To be done: Quote every line of the data below as it stands, omitting pictures.

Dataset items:
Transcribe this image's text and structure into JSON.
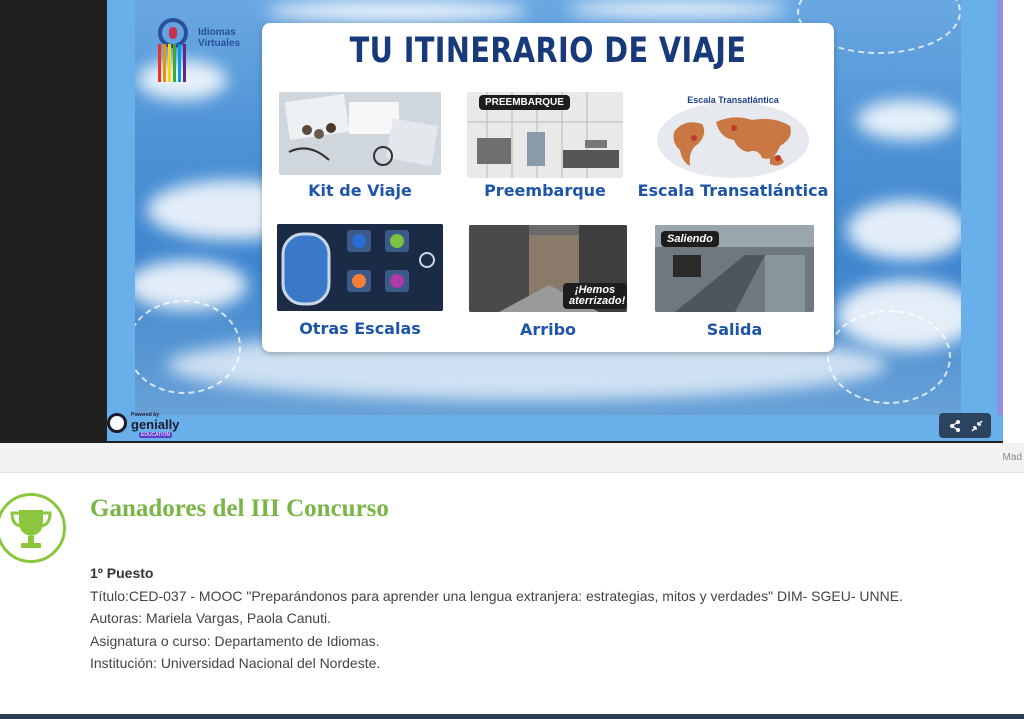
{
  "presentation": {
    "logo_text": [
      "Idiomas",
      "Virtuales"
    ],
    "title": "TU ITINERARIO DE VIAJE",
    "tiles": [
      {
        "label": "Kit de Viaje",
        "overlay": ""
      },
      {
        "label": "Preembarque",
        "overlay": "PREEMBARQUE"
      },
      {
        "label": "Escala Transatlántica",
        "overlay": "Escala Transatlántica"
      },
      {
        "label": "Otras Escalas",
        "overlay": ""
      },
      {
        "label": "Arribo",
        "overlay": "¡Hemos aterrizado!"
      },
      {
        "label": "Salida",
        "overlay": "Saliendo"
      }
    ],
    "genially": {
      "powered": "Powered by",
      "brand": "genially",
      "edition": "EDUCATION"
    },
    "controls": {
      "share_icon": "share-icon",
      "collapse_icon": "collapse-icon"
    }
  },
  "top_bar": {
    "right_text": "Mad"
  },
  "award": {
    "icon": "trophy-icon",
    "accent_color": "#8cc63f",
    "heading": "Ganadores del III Concurso",
    "place": "1º Puesto",
    "lines": [
      "Título:CED-037 - MOOC \"Preparándonos para aprender una lengua extranjera: estrategias, mitos y verdades\" DIM- SGEU- UNNE.",
      "Autoras: Mariela Vargas, Paola Canuti.",
      "Asignatura o curso: Departamento de Idiomas.",
      "Institución: Universidad Nacional del Nordeste."
    ]
  }
}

Written answer:
Transcribe this image's text and structure into JSON.
{
  "presentation": {
    "logo_text": [
      "Idiomas",
      "Virtuales"
    ],
    "title": "TU ITINERARIO DE VIAJE",
    "tiles": [
      {
        "label": "Kit de Viaje",
        "overlay": ""
      },
      {
        "label": "Preembarque",
        "overlay": "PREEMBARQUE"
      },
      {
        "label": "Escala Transatlántica",
        "overlay": "Escala Transatlántica"
      },
      {
        "label": "Otras Escalas",
        "overlay": ""
      },
      {
        "label": "Arribo",
        "overlay": "¡Hemos aterrizado!"
      },
      {
        "label": "Salida",
        "overlay": "Saliendo"
      }
    ],
    "genially": {
      "powered": "Powered by",
      "brand": "genially",
      "edition": "EDUCATION"
    },
    "controls": {
      "share_icon": "share-icon",
      "collapse_icon": "collapse-icon"
    }
  },
  "top_bar": {
    "right_text": "Mad"
  },
  "award": {
    "icon": "trophy-icon",
    "accent_color": "#8cc63f",
    "heading": "Ganadores del III Concurso",
    "place": "1º Puesto",
    "lines": [
      "Título:CED-037 - MOOC \"Preparándonos para aprender una lengua extranjera: estrategias, mitos y verdades\" DIM- SGEU- UNNE.",
      "Autoras: Mariela Vargas, Paola Canuti.",
      "Asignatura o curso: Departamento de Idiomas.",
      "Institución: Universidad Nacional del Nordeste."
    ]
  }
}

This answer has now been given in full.